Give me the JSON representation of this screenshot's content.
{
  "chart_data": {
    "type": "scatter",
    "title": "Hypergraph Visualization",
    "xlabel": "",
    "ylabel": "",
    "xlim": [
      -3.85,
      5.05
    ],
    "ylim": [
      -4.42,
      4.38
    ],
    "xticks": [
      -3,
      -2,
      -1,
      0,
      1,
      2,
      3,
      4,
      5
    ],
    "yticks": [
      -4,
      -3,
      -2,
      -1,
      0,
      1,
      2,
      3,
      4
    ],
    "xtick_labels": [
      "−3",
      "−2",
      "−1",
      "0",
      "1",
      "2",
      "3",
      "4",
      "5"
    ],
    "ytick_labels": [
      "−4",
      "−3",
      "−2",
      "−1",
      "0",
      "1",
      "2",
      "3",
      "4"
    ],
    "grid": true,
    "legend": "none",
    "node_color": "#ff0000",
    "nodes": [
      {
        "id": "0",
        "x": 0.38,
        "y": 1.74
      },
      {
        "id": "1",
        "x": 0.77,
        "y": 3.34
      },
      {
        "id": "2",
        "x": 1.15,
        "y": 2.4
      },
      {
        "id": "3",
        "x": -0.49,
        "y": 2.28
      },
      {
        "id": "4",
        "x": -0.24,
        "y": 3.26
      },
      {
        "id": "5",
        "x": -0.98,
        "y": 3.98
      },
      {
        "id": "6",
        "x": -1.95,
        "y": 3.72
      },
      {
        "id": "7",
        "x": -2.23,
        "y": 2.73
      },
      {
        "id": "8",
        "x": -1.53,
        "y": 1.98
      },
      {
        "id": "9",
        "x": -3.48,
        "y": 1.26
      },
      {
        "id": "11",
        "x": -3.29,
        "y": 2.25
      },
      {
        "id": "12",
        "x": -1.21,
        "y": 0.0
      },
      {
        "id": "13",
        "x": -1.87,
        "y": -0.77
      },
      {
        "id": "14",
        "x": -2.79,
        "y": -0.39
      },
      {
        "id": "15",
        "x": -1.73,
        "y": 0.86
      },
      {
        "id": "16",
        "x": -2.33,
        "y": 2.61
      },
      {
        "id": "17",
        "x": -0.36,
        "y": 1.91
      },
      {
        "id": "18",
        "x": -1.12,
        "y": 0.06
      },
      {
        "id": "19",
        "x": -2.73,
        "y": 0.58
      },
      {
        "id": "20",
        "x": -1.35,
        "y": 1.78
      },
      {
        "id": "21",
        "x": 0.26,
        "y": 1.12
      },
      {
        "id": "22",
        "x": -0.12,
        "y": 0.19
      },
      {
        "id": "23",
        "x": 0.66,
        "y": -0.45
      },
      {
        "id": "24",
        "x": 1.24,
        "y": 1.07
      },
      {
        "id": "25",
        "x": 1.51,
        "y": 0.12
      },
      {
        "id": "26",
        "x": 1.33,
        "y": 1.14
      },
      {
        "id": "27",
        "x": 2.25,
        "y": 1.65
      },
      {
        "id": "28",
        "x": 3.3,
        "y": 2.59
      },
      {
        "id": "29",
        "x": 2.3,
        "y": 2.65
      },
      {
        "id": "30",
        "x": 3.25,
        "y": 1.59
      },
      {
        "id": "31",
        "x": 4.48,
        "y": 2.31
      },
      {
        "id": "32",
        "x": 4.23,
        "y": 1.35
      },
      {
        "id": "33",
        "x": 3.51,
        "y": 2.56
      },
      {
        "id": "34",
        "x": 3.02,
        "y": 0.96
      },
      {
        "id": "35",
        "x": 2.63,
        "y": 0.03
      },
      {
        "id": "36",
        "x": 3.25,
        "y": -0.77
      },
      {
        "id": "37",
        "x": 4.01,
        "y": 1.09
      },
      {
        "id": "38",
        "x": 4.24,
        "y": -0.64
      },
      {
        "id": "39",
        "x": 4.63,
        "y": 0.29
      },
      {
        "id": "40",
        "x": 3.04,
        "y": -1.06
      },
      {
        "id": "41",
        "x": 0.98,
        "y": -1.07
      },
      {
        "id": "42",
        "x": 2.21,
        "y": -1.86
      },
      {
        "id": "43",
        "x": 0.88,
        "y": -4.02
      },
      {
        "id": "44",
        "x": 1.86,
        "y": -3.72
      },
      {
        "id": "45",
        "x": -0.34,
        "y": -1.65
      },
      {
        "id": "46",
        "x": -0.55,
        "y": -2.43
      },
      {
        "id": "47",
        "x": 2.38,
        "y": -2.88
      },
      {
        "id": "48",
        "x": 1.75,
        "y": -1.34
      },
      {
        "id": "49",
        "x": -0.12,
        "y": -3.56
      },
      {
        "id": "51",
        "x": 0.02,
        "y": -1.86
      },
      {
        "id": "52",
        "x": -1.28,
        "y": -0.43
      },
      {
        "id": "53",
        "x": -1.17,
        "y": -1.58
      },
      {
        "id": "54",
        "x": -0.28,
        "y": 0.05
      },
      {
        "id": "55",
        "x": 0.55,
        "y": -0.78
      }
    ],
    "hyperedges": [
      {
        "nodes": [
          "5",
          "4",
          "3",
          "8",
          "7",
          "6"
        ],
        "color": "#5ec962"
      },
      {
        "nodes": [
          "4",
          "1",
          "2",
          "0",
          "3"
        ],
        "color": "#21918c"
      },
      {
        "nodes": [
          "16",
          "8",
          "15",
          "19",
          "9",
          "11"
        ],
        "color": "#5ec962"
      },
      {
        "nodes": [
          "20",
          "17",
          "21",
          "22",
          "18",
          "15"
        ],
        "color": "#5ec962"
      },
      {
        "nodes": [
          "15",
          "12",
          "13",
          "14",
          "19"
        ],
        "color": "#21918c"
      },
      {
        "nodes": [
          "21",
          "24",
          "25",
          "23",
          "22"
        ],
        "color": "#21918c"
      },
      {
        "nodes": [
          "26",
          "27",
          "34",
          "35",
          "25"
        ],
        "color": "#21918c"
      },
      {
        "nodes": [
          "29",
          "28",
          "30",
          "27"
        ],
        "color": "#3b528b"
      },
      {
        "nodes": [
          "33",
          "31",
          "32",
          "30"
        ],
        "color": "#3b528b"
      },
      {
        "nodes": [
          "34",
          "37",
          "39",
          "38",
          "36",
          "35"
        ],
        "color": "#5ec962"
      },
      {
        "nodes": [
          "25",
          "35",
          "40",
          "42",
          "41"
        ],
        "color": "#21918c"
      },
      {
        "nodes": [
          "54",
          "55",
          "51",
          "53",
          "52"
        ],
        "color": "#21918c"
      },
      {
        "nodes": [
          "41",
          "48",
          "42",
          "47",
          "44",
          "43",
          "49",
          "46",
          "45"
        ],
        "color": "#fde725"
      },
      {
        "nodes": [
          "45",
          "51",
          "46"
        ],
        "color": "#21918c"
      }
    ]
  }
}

-- -- --

**Exercise prompt**: Type the material above out again, exactly.

**Problem solution**:
Give me the JSON representation of this screenshot's content.
{
  "chart_data": {
    "type": "scatter",
    "title": "Hypergraph Visualization",
    "xlabel": "",
    "ylabel": "",
    "xlim": [
      -3.85,
      5.05
    ],
    "ylim": [
      -4.42,
      4.38
    ],
    "xticks": [
      -3,
      -2,
      -1,
      0,
      1,
      2,
      3,
      4,
      5
    ],
    "yticks": [
      -4,
      -3,
      -2,
      -1,
      0,
      1,
      2,
      3,
      4
    ],
    "xtick_labels": [
      "−3",
      "−2",
      "−1",
      "0",
      "1",
      "2",
      "3",
      "4",
      "5"
    ],
    "ytick_labels": [
      "−4",
      "−3",
      "−2",
      "−1",
      "0",
      "1",
      "2",
      "3",
      "4"
    ],
    "grid": true,
    "legend": "none",
    "node_color": "#ff0000",
    "nodes": [
      {
        "id": "0",
        "x": 0.38,
        "y": 1.74
      },
      {
        "id": "1",
        "x": 0.77,
        "y": 3.34
      },
      {
        "id": "2",
        "x": 1.15,
        "y": 2.4
      },
      {
        "id": "3",
        "x": -0.49,
        "y": 2.28
      },
      {
        "id": "4",
        "x": -0.24,
        "y": 3.26
      },
      {
        "id": "5",
        "x": -0.98,
        "y": 3.98
      },
      {
        "id": "6",
        "x": -1.95,
        "y": 3.72
      },
      {
        "id": "7",
        "x": -2.23,
        "y": 2.73
      },
      {
        "id": "8",
        "x": -1.53,
        "y": 1.98
      },
      {
        "id": "9",
        "x": -3.48,
        "y": 1.26
      },
      {
        "id": "11",
        "x": -3.29,
        "y": 2.25
      },
      {
        "id": "12",
        "x": -1.21,
        "y": 0.0
      },
      {
        "id": "13",
        "x": -1.87,
        "y": -0.77
      },
      {
        "id": "14",
        "x": -2.79,
        "y": -0.39
      },
      {
        "id": "15",
        "x": -1.73,
        "y": 0.86
      },
      {
        "id": "16",
        "x": -2.33,
        "y": 2.61
      },
      {
        "id": "17",
        "x": -0.36,
        "y": 1.91
      },
      {
        "id": "18",
        "x": -1.12,
        "y": 0.06
      },
      {
        "id": "19",
        "x": -2.73,
        "y": 0.58
      },
      {
        "id": "20",
        "x": -1.35,
        "y": 1.78
      },
      {
        "id": "21",
        "x": 0.26,
        "y": 1.12
      },
      {
        "id": "22",
        "x": -0.12,
        "y": 0.19
      },
      {
        "id": "23",
        "x": 0.66,
        "y": -0.45
      },
      {
        "id": "24",
        "x": 1.24,
        "y": 1.07
      },
      {
        "id": "25",
        "x": 1.51,
        "y": 0.12
      },
      {
        "id": "26",
        "x": 1.33,
        "y": 1.14
      },
      {
        "id": "27",
        "x": 2.25,
        "y": 1.65
      },
      {
        "id": "28",
        "x": 3.3,
        "y": 2.59
      },
      {
        "id": "29",
        "x": 2.3,
        "y": 2.65
      },
      {
        "id": "30",
        "x": 3.25,
        "y": 1.59
      },
      {
        "id": "31",
        "x": 4.48,
        "y": 2.31
      },
      {
        "id": "32",
        "x": 4.23,
        "y": 1.35
      },
      {
        "id": "33",
        "x": 3.51,
        "y": 2.56
      },
      {
        "id": "34",
        "x": 3.02,
        "y": 0.96
      },
      {
        "id": "35",
        "x": 2.63,
        "y": 0.03
      },
      {
        "id": "36",
        "x": 3.25,
        "y": -0.77
      },
      {
        "id": "37",
        "x": 4.01,
        "y": 1.09
      },
      {
        "id": "38",
        "x": 4.24,
        "y": -0.64
      },
      {
        "id": "39",
        "x": 4.63,
        "y": 0.29
      },
      {
        "id": "40",
        "x": 3.04,
        "y": -1.06
      },
      {
        "id": "41",
        "x": 0.98,
        "y": -1.07
      },
      {
        "id": "42",
        "x": 2.21,
        "y": -1.86
      },
      {
        "id": "43",
        "x": 0.88,
        "y": -4.02
      },
      {
        "id": "44",
        "x": 1.86,
        "y": -3.72
      },
      {
        "id": "45",
        "x": -0.34,
        "y": -1.65
      },
      {
        "id": "46",
        "x": -0.55,
        "y": -2.43
      },
      {
        "id": "47",
        "x": 2.38,
        "y": -2.88
      },
      {
        "id": "48",
        "x": 1.75,
        "y": -1.34
      },
      {
        "id": "49",
        "x": -0.12,
        "y": -3.56
      },
      {
        "id": "51",
        "x": 0.02,
        "y": -1.86
      },
      {
        "id": "52",
        "x": -1.28,
        "y": -0.43
      },
      {
        "id": "53",
        "x": -1.17,
        "y": -1.58
      },
      {
        "id": "54",
        "x": -0.28,
        "y": 0.05
      },
      {
        "id": "55",
        "x": 0.55,
        "y": -0.78
      }
    ],
    "hyperedges": [
      {
        "nodes": [
          "5",
          "4",
          "3",
          "8",
          "7",
          "6"
        ],
        "color": "#5ec962"
      },
      {
        "nodes": [
          "4",
          "1",
          "2",
          "0",
          "3"
        ],
        "color": "#21918c"
      },
      {
        "nodes": [
          "16",
          "8",
          "15",
          "19",
          "9",
          "11"
        ],
        "color": "#5ec962"
      },
      {
        "nodes": [
          "20",
          "17",
          "21",
          "22",
          "18",
          "15"
        ],
        "color": "#5ec962"
      },
      {
        "nodes": [
          "15",
          "12",
          "13",
          "14",
          "19"
        ],
        "color": "#21918c"
      },
      {
        "nodes": [
          "21",
          "24",
          "25",
          "23",
          "22"
        ],
        "color": "#21918c"
      },
      {
        "nodes": [
          "26",
          "27",
          "34",
          "35",
          "25"
        ],
        "color": "#21918c"
      },
      {
        "nodes": [
          "29",
          "28",
          "30",
          "27"
        ],
        "color": "#3b528b"
      },
      {
        "nodes": [
          "33",
          "31",
          "32",
          "30"
        ],
        "color": "#3b528b"
      },
      {
        "nodes": [
          "34",
          "37",
          "39",
          "38",
          "36",
          "35"
        ],
        "color": "#5ec962"
      },
      {
        "nodes": [
          "25",
          "35",
          "40",
          "42",
          "41"
        ],
        "color": "#21918c"
      },
      {
        "nodes": [
          "54",
          "55",
          "51",
          "53",
          "52"
        ],
        "color": "#21918c"
      },
      {
        "nodes": [
          "41",
          "48",
          "42",
          "47",
          "44",
          "43",
          "49",
          "46",
          "45"
        ],
        "color": "#fde725"
      },
      {
        "nodes": [
          "45",
          "51",
          "46"
        ],
        "color": "#21918c"
      }
    ]
  }
}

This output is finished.